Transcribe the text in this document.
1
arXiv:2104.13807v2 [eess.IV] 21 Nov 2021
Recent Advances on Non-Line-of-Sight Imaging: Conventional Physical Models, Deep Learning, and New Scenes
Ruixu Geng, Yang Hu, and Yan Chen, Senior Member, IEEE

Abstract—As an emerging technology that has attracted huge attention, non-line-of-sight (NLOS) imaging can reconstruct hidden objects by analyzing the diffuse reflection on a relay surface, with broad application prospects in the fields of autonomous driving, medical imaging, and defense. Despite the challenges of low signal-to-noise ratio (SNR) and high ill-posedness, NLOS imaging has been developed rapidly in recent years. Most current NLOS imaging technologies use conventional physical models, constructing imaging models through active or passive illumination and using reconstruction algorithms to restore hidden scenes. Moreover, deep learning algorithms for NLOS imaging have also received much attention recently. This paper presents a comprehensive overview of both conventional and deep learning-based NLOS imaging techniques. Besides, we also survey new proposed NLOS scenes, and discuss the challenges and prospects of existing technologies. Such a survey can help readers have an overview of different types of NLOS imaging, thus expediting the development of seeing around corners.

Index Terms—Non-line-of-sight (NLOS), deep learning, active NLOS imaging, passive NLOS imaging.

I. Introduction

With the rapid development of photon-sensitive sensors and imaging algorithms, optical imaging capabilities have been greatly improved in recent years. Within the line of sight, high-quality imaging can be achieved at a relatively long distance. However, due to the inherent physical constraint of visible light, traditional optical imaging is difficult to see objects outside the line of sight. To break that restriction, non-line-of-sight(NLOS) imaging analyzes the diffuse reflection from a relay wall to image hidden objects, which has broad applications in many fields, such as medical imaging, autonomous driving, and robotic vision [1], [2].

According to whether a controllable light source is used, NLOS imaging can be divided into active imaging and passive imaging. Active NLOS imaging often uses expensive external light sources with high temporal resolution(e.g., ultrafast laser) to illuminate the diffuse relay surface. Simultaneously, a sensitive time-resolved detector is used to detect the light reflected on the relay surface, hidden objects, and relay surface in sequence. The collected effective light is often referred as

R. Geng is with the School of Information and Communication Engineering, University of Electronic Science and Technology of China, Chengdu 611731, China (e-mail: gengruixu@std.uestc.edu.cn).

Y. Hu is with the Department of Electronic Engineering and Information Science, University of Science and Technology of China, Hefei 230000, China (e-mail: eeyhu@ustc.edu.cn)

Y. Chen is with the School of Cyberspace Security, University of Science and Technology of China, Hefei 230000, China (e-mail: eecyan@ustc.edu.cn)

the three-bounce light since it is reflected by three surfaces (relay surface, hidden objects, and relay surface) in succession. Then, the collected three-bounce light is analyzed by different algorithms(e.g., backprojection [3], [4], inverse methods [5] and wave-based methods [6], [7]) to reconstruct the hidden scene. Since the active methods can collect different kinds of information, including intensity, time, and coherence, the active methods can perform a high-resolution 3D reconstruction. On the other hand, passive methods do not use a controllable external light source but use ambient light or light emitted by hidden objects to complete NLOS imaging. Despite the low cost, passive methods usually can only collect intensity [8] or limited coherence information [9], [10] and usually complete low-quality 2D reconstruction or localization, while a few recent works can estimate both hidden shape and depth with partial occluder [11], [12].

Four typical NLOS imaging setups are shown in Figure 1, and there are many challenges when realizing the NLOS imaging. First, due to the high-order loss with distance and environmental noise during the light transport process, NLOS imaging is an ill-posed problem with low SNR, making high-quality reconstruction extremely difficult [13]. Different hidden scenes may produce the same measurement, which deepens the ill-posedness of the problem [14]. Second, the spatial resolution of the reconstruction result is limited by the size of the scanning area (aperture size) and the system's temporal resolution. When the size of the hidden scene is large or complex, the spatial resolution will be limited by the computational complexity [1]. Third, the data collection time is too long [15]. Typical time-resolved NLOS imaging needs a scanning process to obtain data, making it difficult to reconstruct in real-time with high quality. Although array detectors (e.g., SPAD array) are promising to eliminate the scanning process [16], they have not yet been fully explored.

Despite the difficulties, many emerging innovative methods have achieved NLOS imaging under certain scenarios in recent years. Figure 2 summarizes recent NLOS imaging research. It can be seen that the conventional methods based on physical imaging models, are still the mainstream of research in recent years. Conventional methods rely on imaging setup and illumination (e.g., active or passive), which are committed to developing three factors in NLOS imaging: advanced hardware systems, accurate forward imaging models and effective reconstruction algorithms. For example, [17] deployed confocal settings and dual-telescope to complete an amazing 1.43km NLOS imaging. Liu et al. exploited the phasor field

┄┄┄┄┄┄┄┄┄┄┄┄┄┄┄┄┄┄┄┄

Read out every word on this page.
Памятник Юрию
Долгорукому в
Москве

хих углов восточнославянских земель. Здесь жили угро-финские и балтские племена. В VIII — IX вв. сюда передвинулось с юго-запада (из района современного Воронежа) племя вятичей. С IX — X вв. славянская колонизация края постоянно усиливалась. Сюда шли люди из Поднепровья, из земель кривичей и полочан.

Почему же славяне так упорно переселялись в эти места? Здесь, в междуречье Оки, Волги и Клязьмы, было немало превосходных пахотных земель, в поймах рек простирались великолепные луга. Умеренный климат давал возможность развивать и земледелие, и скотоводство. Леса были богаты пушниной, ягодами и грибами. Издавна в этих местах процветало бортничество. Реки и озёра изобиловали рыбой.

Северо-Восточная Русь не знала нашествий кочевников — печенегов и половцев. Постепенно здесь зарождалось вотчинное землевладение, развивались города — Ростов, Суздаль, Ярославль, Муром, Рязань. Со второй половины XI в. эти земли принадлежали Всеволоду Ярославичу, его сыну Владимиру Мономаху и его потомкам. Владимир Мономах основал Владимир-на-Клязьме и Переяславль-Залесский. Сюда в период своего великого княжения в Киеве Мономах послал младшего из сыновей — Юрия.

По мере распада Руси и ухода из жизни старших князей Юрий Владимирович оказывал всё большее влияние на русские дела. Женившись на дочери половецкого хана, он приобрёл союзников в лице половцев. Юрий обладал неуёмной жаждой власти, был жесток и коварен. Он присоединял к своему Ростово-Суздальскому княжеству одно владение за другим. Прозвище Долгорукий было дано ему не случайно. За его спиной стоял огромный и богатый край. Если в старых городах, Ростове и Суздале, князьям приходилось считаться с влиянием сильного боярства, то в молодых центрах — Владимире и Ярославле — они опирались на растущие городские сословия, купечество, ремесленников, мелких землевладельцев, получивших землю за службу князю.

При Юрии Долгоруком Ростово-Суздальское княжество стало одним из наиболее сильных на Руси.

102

┄┄┄┄┄┄┄┄┄┄┄┄┄┄┄┄┄┄┄┄

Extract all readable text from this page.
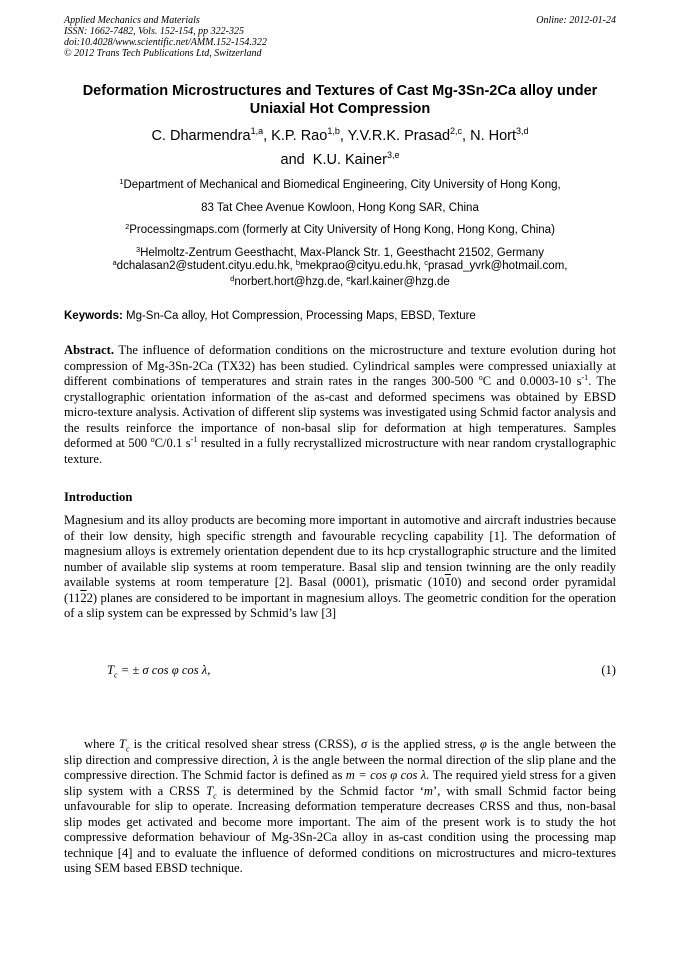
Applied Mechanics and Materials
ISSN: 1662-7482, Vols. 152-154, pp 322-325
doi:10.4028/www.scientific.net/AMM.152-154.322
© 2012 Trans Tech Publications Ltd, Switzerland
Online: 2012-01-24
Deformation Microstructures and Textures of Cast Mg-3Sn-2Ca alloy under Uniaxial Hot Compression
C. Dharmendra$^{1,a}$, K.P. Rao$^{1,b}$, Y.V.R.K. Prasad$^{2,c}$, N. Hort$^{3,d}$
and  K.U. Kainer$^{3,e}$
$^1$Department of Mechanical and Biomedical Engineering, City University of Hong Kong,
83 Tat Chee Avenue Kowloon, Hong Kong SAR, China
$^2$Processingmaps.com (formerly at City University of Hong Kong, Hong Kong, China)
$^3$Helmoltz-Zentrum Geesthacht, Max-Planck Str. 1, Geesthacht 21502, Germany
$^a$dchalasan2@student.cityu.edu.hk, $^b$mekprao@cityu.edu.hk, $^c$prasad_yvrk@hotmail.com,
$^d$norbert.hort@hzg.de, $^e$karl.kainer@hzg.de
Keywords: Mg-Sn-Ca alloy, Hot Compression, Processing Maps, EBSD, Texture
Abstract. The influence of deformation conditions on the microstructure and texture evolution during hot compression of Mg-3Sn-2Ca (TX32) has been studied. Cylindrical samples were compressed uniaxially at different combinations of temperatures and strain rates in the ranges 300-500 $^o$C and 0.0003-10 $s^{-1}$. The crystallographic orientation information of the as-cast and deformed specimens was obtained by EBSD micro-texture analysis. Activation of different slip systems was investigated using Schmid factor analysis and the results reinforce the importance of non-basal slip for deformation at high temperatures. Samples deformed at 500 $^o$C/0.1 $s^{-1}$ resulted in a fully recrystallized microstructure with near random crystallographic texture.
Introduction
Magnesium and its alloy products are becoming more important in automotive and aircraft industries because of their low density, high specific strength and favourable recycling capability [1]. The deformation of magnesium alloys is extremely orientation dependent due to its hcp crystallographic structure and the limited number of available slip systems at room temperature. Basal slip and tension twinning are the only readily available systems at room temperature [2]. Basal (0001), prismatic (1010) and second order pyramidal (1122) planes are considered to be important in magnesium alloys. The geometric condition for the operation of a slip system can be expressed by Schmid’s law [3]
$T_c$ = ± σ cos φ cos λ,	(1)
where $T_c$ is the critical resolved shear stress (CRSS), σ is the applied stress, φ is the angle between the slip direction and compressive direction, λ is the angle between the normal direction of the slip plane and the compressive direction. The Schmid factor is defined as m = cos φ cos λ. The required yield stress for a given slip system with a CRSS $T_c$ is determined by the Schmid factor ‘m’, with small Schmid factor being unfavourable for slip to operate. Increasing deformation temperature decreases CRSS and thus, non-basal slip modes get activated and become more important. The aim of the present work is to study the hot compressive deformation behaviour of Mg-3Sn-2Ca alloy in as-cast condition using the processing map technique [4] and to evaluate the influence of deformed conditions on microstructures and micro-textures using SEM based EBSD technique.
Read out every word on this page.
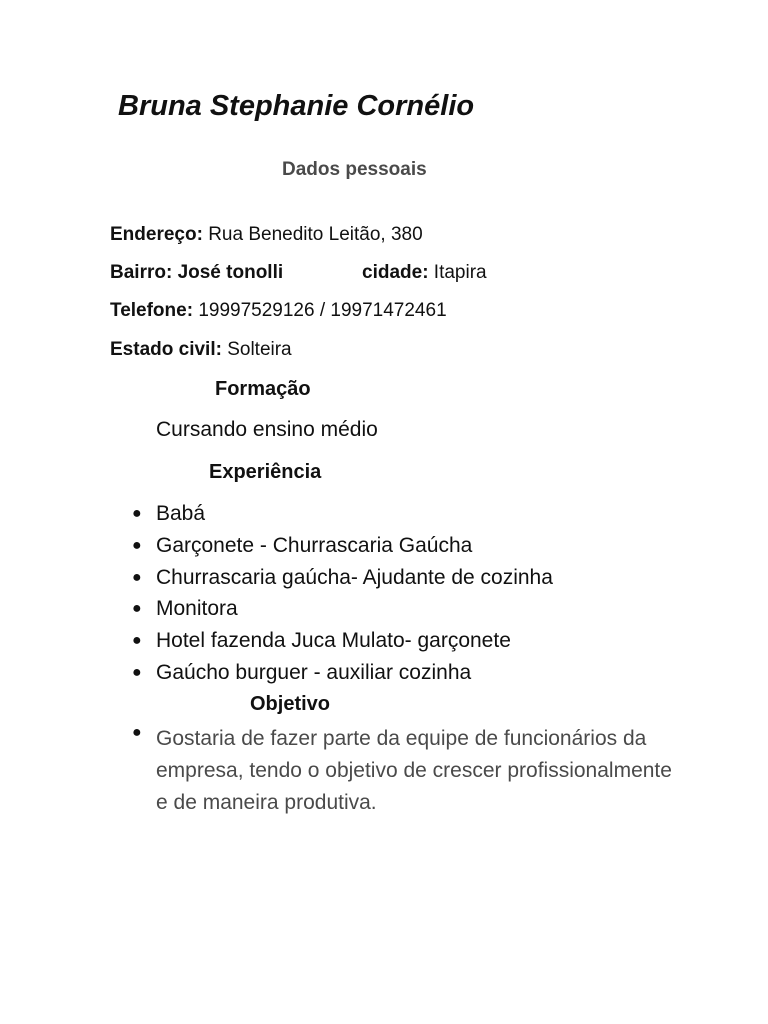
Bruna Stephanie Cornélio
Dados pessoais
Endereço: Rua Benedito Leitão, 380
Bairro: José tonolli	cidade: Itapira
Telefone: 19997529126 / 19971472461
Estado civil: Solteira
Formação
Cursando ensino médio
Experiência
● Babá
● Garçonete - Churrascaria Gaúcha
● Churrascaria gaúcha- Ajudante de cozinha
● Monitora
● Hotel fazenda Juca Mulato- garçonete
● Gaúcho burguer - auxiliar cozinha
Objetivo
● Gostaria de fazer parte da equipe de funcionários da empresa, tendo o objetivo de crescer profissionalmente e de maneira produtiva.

┄┄┄┄┄┄┄┄┄┄┄┄┄┄┄┄┄┄┄┄

> [What you will do]: Copy out every line in the entries above that holds "Churrascaria".

> [The output]:
● Garçonete - Churrascaria Gaúcha
● Churrascaria gaúcha- Ajudante de cozinha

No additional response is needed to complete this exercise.